====== RECORDS SHOWN

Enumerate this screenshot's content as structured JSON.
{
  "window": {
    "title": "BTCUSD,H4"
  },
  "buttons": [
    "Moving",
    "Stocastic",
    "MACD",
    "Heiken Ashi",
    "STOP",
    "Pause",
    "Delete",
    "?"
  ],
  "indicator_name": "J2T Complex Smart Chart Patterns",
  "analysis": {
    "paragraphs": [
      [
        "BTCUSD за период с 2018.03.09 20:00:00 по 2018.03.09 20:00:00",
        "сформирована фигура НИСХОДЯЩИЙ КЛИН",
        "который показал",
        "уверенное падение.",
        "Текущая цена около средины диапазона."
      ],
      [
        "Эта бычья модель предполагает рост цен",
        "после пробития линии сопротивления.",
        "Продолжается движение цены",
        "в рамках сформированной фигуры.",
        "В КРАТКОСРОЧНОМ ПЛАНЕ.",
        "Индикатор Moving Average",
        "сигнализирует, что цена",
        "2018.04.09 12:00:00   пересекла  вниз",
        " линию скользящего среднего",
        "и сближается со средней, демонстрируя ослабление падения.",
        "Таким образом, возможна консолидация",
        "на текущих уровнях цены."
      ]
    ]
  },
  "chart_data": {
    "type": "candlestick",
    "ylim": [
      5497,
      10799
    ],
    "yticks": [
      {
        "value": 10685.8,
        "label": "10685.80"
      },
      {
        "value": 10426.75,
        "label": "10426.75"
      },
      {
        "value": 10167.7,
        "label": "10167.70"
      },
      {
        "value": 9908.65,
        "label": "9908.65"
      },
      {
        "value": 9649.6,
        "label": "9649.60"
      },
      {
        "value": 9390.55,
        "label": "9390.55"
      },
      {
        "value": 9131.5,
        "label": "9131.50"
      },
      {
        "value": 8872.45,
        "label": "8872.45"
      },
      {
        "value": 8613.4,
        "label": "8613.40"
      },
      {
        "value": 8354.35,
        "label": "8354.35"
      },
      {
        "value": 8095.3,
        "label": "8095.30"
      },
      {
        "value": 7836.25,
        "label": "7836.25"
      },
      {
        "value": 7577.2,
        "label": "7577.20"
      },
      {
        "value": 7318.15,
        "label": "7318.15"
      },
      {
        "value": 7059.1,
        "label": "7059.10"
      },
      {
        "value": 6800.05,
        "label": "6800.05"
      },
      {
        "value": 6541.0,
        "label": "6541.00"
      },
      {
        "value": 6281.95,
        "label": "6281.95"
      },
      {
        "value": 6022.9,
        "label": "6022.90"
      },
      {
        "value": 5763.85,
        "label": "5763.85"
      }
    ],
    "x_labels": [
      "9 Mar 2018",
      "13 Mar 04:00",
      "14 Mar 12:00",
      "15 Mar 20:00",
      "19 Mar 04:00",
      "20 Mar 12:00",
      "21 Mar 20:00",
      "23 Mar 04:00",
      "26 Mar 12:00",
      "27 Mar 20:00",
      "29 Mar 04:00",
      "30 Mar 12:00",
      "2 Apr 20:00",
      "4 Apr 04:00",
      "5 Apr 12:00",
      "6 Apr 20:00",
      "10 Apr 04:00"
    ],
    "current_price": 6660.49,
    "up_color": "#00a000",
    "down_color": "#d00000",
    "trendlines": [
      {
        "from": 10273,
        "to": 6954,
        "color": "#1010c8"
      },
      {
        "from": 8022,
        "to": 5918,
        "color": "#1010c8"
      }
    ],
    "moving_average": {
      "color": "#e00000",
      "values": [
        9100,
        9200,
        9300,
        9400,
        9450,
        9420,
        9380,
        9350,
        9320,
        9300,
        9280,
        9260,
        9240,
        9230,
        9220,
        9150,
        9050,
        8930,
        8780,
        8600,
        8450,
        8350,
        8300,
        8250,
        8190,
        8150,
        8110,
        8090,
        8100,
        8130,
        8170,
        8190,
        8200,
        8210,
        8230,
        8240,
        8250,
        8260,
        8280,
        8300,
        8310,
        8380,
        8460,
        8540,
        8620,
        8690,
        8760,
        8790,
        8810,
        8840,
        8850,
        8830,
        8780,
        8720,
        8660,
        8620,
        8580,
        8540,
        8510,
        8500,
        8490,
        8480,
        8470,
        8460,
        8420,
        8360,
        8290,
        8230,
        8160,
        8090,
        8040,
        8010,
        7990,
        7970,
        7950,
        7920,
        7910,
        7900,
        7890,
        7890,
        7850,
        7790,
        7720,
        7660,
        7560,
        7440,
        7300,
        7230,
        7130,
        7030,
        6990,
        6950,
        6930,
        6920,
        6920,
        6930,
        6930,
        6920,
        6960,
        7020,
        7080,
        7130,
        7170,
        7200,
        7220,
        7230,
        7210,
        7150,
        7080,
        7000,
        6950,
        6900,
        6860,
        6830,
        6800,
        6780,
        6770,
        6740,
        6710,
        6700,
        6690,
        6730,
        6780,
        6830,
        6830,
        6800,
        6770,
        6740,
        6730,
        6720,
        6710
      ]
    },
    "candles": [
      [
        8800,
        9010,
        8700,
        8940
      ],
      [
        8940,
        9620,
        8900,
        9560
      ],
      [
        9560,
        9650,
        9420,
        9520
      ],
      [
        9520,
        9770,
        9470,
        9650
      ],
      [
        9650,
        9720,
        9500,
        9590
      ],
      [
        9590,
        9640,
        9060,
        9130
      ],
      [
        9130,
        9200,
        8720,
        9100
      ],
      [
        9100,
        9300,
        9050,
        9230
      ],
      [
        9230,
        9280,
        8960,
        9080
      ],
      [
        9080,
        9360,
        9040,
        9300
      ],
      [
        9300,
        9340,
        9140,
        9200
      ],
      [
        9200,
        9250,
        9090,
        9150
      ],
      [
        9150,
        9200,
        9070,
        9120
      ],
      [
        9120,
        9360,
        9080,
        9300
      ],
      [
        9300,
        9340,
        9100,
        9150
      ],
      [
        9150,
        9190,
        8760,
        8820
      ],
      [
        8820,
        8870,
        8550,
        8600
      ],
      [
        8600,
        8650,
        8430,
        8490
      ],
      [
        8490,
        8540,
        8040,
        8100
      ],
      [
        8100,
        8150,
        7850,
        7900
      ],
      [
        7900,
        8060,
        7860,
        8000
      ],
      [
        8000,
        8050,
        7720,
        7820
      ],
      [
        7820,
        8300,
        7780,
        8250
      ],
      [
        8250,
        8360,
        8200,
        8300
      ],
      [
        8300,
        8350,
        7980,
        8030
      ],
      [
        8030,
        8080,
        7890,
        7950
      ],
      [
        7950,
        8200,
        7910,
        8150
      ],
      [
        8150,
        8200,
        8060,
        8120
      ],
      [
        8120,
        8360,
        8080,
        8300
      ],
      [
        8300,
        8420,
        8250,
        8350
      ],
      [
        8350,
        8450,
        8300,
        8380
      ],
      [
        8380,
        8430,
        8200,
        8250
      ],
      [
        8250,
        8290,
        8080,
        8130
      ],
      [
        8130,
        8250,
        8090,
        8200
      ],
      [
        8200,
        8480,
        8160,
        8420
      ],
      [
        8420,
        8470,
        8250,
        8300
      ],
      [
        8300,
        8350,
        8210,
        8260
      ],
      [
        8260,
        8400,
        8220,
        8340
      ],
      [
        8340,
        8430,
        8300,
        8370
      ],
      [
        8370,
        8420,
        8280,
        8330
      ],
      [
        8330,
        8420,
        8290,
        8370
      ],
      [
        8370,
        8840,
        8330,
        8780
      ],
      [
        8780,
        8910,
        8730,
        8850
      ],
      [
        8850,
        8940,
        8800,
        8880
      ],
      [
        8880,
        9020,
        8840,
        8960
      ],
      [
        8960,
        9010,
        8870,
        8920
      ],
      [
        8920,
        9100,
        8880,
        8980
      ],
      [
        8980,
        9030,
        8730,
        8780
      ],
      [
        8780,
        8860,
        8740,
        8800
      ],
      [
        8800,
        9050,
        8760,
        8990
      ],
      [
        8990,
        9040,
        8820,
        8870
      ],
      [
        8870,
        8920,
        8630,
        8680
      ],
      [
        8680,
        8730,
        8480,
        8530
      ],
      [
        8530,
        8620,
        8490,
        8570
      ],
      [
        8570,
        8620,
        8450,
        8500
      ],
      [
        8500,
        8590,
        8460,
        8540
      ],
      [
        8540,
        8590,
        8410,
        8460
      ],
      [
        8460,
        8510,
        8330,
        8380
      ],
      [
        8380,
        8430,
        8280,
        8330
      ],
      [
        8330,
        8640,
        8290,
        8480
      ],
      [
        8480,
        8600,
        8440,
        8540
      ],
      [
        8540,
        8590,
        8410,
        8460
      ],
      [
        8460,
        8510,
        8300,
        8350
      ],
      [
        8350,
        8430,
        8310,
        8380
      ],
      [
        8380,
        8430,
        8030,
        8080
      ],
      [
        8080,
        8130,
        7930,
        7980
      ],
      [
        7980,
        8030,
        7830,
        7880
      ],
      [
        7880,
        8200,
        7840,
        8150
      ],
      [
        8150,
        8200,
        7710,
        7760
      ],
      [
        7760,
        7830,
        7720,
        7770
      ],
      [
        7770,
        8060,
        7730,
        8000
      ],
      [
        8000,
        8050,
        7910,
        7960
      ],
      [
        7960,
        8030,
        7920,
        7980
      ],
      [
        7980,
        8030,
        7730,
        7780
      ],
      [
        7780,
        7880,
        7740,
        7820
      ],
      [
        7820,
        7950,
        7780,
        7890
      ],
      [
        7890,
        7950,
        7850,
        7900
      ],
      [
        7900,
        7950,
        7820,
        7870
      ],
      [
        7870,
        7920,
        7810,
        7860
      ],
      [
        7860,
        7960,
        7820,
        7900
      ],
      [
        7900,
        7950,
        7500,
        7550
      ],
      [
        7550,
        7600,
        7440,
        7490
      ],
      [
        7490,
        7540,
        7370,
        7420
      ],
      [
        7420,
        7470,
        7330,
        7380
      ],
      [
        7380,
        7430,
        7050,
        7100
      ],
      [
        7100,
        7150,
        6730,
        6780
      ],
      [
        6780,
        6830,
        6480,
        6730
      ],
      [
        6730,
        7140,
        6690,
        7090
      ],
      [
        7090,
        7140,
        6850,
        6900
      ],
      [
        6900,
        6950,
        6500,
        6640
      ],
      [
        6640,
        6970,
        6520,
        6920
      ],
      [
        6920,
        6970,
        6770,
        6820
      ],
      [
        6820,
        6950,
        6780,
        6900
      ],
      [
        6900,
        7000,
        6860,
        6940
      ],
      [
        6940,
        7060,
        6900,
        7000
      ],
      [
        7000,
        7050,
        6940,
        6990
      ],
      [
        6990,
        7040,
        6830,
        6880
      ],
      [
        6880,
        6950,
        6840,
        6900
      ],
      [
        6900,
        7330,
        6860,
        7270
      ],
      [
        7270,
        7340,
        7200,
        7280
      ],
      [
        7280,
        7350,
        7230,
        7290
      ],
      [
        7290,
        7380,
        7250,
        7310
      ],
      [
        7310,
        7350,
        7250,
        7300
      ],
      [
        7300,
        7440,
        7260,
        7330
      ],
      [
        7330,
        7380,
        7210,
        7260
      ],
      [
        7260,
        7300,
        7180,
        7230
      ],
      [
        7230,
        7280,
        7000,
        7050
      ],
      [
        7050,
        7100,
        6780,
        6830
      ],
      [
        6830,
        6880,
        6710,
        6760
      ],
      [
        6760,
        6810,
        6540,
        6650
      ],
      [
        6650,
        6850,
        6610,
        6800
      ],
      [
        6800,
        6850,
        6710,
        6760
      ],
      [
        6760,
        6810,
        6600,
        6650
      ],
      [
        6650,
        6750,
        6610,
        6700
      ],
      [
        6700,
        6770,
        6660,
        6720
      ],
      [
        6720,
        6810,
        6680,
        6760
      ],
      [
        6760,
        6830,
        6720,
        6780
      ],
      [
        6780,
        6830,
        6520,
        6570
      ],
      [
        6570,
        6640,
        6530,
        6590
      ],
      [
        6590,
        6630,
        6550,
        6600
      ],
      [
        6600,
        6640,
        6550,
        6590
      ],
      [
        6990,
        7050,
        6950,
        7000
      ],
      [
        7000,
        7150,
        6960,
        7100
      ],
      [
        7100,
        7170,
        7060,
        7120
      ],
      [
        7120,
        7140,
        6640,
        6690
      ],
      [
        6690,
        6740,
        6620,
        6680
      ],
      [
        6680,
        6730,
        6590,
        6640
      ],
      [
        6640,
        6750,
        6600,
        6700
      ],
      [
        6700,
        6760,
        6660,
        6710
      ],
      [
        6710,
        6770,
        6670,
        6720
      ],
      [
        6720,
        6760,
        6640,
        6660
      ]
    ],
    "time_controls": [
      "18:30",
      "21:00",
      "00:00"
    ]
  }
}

============

SET TASK | For the data above, state how many lines contain "цены"; the number is the whole answer.

THE SOLUTION | 2